### DIRECTIONS
Can you output the records below exactly as they are written?

··········

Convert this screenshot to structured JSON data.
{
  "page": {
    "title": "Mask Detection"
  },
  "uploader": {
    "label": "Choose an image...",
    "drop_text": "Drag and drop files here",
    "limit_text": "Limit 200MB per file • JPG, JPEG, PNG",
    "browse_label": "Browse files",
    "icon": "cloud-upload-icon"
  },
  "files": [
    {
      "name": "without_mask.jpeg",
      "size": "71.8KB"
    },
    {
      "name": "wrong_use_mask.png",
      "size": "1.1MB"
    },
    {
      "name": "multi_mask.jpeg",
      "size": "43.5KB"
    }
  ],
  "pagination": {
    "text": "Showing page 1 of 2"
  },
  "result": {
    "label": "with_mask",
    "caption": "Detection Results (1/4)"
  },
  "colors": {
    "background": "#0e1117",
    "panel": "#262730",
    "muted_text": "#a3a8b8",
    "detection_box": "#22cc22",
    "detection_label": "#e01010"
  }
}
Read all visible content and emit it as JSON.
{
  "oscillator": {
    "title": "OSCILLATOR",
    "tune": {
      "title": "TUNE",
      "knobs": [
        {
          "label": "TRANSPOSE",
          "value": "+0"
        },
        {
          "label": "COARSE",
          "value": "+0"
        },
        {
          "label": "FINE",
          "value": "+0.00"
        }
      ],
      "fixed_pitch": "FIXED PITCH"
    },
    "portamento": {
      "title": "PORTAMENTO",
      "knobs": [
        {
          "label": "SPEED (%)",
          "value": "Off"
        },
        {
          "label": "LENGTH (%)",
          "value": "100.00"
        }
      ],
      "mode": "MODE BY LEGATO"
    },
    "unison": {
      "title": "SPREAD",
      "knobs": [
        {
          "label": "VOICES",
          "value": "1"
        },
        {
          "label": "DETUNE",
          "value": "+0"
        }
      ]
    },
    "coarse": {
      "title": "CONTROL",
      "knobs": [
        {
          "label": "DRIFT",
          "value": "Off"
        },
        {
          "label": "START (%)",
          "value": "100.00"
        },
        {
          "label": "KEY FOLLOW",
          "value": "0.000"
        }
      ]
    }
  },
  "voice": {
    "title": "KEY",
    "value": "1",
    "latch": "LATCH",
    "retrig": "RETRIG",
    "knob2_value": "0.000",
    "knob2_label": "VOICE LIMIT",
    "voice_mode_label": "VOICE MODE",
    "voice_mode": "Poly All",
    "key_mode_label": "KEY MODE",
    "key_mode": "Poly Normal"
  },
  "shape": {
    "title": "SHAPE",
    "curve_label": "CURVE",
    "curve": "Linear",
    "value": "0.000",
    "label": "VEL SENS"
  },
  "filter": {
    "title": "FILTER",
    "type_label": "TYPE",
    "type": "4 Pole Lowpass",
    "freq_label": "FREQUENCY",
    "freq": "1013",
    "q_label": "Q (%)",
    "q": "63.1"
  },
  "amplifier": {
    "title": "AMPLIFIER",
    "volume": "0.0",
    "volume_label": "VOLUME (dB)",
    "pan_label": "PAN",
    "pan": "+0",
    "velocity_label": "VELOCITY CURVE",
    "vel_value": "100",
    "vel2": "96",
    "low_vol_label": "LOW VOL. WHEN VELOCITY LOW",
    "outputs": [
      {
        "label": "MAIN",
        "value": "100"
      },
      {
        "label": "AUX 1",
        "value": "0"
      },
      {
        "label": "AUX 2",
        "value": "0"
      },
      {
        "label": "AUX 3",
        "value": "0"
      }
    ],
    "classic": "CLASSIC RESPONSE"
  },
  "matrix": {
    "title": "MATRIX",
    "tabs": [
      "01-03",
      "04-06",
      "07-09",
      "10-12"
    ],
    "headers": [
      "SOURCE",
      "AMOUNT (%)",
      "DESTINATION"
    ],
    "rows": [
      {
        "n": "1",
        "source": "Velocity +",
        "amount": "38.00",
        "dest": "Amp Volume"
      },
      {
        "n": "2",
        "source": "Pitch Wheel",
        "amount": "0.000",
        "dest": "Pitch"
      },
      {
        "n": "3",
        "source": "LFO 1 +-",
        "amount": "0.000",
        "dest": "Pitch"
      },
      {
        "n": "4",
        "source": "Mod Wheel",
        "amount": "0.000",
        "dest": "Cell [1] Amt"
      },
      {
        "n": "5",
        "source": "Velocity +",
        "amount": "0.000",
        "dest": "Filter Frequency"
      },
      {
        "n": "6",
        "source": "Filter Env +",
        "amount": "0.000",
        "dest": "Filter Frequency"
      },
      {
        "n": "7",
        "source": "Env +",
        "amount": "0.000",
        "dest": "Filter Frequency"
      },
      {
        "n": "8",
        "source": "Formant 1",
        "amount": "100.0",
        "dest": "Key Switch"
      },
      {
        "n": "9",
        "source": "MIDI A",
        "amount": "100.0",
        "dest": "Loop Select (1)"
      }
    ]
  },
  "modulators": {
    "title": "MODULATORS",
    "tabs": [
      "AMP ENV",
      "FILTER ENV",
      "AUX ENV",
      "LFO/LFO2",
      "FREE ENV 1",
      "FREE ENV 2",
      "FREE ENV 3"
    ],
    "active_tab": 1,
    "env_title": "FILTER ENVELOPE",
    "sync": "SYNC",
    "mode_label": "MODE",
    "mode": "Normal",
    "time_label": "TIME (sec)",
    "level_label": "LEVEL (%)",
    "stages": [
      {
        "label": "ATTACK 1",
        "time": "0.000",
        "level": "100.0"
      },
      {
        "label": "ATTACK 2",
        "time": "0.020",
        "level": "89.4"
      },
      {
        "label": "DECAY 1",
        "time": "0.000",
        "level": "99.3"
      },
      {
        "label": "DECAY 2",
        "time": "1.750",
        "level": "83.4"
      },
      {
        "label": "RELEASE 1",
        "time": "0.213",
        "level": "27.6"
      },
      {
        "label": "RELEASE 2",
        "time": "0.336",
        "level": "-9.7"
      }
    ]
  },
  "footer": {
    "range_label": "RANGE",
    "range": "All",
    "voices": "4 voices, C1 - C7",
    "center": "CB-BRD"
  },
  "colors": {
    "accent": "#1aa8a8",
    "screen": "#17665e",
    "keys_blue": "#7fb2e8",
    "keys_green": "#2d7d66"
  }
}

··········

### SOLVED EXERCISE
Convert this screenshot to structured JSON data.
{
  "page": {
    "title": "Mask Detection"
  },
  "uploader": {
    "label": "Choose an image...",
    "drop_text": "Drag and drop files here",
    "limit_text": "Limit 200MB per file • JPG, JPEG, PNG",
    "browse_label": "Browse files",
    "icon": "cloud-upload-icon"
  },
  "files": [
    {
      "name": "without_mask.jpeg",
      "size": "71.8KB"
    },
    {
      "name": "wrong_use_mask.png",
      "size": "1.1MB"
    },
    {
      "name": "multi_mask.jpeg",
      "size": "43.5KB"
    }
  ],
  "pagination": {
    "text": "Showing page 1 of 2"
  },
  "result": {
    "label": "with_mask",
    "caption": "Detection Results (1/4)"
  },
  "colors": {
    "background": "#0e1117",
    "panel": "#262730",
    "muted_text": "#a3a8b8",
    "detection_box": "#22cc22",
    "detection_label": "#e01010"
  }
}
Read all visible content and emit it as JSON.
{
  "oscillator": {
    "title": "OSCILLATOR",
    "tune": {
      "title": "TUNE",
      "knobs": [
        {
          "label": "TRANSPOSE",
          "value": "+0"
        },
        {
          "label": "COARSE",
          "value": "+0"
        },
        {
          "label": "FINE",
          "value": "+0.00"
        }
      ],
      "fixed_pitch": "FIXED PITCH"
    },
    "portamento": {
      "title": "PORTAMENTO",
      "knobs": [
        {
          "label": "SPEED (%)",
          "value": "Off"
        },
        {
          "label": "LENGTH (%)",
          "value": "100.00"
        }
      ],
      "mode": "MODE BY LEGATO"
    },
    "unison": {
      "title": "SPREAD",
      "knobs": [
        {
          "label": "VOICES",
          "value": "1"
        },
        {
          "label": "DETUNE",
          "value": "+0"
        }
      ]
    },
    "coarse": {
      "title": "CONTROL",
      "knobs": [
        {
          "label": "DRIFT",
          "value": "Off"
        },
        {
          "label": "START (%)",
          "value": "100.00"
        },
        {
          "label": "KEY FOLLOW",
          "value": "0.000"
        }
      ]
    }
  },
  "voice": {
    "title": "KEY",
    "value": "1",
    "latch": "LATCH",
    "retrig": "RETRIG",
    "knob2_value": "0.000",
    "knob2_label": "VOICE LIMIT",
    "voice_mode_label": "VOICE MODE",
    "voice_mode": "Poly All",
    "key_mode_label": "KEY MODE",
    "key_mode": "Poly Normal"
  },
  "shape": {
    "title": "SHAPE",
    "curve_label": "CURVE",
    "curve": "Linear",
    "value": "0.000",
    "label": "VEL SENS"
  },
  "filter": {
    "title": "FILTER",
    "type_label": "TYPE",
    "type": "4 Pole Lowpass",
    "freq_label": "FREQUENCY",
    "freq": "1013",
    "q_label": "Q (%)",
    "q": "63.1"
  },
  "amplifier": {
    "title": "AMPLIFIER",
    "volume": "0.0",
    "volume_label": "VOLUME (dB)",
    "pan_label": "PAN",
    "pan": "+0",
    "velocity_label": "VELOCITY CURVE",
    "vel_value": "100",
    "vel2": "96",
    "low_vol_label": "LOW VOL. WHEN VELOCITY LOW",
    "outputs": [
      {
        "label": "MAIN",
        "value": "100"
      },
      {
        "label": "AUX 1",
        "value": "0"
      },
      {
        "label": "AUX 2",
        "value": "0"
      },
      {
        "label": "AUX 3",
        "value": "0"
      }
    ],
    "classic": "CLASSIC RESPONSE"
  },
  "matrix": {
    "title": "MATRIX",
    "tabs": [
      "01-03",
      "04-06",
      "07-09",
      "10-12"
    ],
    "headers": [
      "SOURCE",
      "AMOUNT (%)",
      "DESTINATION"
    ],
    "rows": [
      {
        "n": "1",
        "source": "Velocity +",
        "amount": "38.00",
        "dest": "Amp Volume"
      },
      {
        "n": "2",
        "source": "Pitch Wheel",
        "amount": "0.000",
        "dest": "Pitch"
      },
      {
        "n": "3",
        "source": "LFO 1 +-",
        "amount": "0.000",
        "dest": "Pitch"
      },
      {
        "n": "4",
        "source": "Mod Wheel",
        "amount": "0.000",
        "dest": "Cell [1] Amt"
      },
      {
        "n": "5",
        "source": "Velocity +",
        "amount": "0.000",
        "dest": "Filter Frequency"
      },
      {
        "n": "6",
        "source": "Filter Env +",
        "amount": "0.000",
        "dest": "Filter Frequency"
      },
      {
        "n": "7",
        "source": "Env +",
        "amount": "0.000",
        "dest": "Filter Frequency"
      },
      {
        "n": "8",
        "source": "Formant 1",
        "amount": "100.0",
        "dest": "Key Switch"
      },
      {
        "n": "9",
        "source": "MIDI A",
        "amount": "100.0",
        "dest": "Loop Select (1)"
      }
    ]
  },
  "modulators": {
    "title": "MODULATORS",
    "tabs": [
      "AMP ENV",
      "FILTER ENV",
      "AUX ENV",
      "LFO/LFO2",
      "FREE ENV 1",
      "FREE ENV 2",
      "FREE ENV 3"
    ],
    "active_tab": 1,
    "env_title": "FILTER ENVELOPE",
    "sync": "SYNC",
    "mode_label": "MODE",
    "mode": "Normal",
    "time_label": "TIME (sec)",
    "level_label": "LEVEL (%)",
    "stages": [
      {
        "label": "ATTACK 1",
        "time": "0.000",
        "level": "100.0"
      },
      {
        "label": "ATTACK 2",
        "time": "0.020",
        "level": "89.4"
      },
      {
        "label": "DECAY 1",
        "time": "0.000",
        "level": "99.3"
      },
      {
        "label": "DECAY 2",
        "time": "1.750",
        "level": "83.4"
      },
      {
        "label": "RELEASE 1",
        "time": "0.213",
        "level": "27.6"
      },
      {
        "label": "RELEASE 2",
        "time": "0.336",
        "level": "-9.7"
      }
    ]
  },
  "footer": {
    "range_label": "RANGE",
    "range": "All",
    "voices": "4 voices, C1 - C7",
    "center": "CB-BRD"
  },
  "colors": {
    "accent": "#1aa8a8",
    "screen": "#17665e",
    "keys_blue": "#7fb2e8",
    "keys_green": "#2d7d66"
  }
}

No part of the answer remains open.